• **Exercise prompt**: Extract the lines that carry the string "JSON" from the listing.

── Records for processing

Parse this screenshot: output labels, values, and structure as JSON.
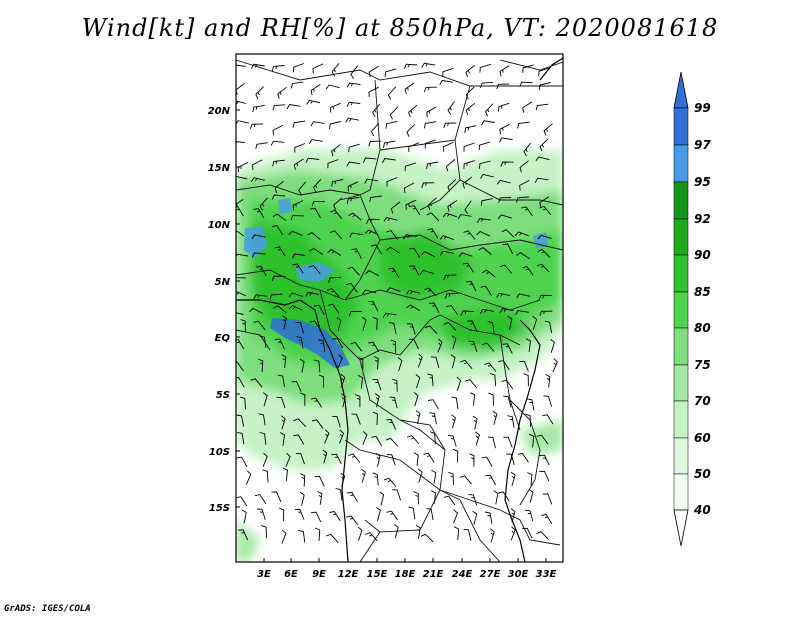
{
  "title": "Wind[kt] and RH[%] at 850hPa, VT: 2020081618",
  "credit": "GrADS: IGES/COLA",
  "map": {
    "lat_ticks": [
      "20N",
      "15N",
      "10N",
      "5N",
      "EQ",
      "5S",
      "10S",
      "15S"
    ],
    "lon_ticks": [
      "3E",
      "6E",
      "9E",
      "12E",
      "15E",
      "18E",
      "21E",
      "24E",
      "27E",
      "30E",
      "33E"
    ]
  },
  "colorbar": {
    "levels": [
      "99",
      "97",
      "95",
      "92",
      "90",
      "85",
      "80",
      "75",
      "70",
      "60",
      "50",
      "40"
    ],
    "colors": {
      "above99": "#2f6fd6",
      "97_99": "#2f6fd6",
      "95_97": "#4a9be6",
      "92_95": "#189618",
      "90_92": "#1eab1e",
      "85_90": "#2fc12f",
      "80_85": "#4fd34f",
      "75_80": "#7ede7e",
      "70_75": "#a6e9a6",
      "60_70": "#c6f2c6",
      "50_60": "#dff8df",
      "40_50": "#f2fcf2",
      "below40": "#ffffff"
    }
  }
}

────
── Records for processing

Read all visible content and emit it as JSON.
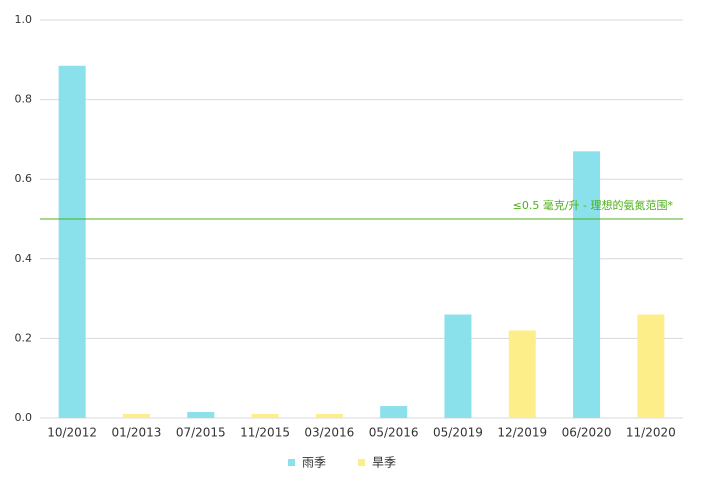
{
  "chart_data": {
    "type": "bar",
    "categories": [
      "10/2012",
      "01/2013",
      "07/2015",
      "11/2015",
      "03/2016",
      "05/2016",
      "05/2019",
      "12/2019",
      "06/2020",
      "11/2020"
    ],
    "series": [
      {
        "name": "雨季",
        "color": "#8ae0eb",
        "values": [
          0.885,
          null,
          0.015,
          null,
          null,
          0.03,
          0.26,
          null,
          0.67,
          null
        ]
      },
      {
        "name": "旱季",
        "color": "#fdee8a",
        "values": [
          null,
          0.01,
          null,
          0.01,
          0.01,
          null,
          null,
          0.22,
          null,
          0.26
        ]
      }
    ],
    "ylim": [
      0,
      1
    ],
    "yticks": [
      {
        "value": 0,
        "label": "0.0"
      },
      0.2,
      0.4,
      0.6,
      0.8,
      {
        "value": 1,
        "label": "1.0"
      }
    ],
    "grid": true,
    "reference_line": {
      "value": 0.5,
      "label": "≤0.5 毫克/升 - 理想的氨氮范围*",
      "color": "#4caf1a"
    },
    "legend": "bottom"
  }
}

────
── Records for processing

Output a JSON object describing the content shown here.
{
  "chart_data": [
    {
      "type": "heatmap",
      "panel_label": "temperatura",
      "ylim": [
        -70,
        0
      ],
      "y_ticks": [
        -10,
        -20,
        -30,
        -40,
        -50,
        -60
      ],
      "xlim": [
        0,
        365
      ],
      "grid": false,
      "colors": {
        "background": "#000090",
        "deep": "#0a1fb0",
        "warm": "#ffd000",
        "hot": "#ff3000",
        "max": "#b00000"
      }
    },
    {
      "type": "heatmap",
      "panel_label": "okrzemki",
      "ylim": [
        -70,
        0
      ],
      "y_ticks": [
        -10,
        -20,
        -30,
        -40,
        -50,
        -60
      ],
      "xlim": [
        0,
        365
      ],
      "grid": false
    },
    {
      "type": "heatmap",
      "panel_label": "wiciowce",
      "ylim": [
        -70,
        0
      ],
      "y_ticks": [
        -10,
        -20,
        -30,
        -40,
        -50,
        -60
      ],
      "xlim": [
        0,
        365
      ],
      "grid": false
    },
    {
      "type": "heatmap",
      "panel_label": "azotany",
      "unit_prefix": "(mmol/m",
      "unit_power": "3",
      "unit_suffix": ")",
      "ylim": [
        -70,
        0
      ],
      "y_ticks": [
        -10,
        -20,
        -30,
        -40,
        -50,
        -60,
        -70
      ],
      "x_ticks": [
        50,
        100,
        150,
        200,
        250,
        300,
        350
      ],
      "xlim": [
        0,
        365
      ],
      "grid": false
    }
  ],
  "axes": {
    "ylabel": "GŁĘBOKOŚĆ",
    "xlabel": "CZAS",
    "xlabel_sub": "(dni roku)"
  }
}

────

• **Complete answer**:
Parse this screenshot: output labels, values, and structure as JSON.
Read all visible content and emit it as JSON.
Output a JSON object describing the content shown here.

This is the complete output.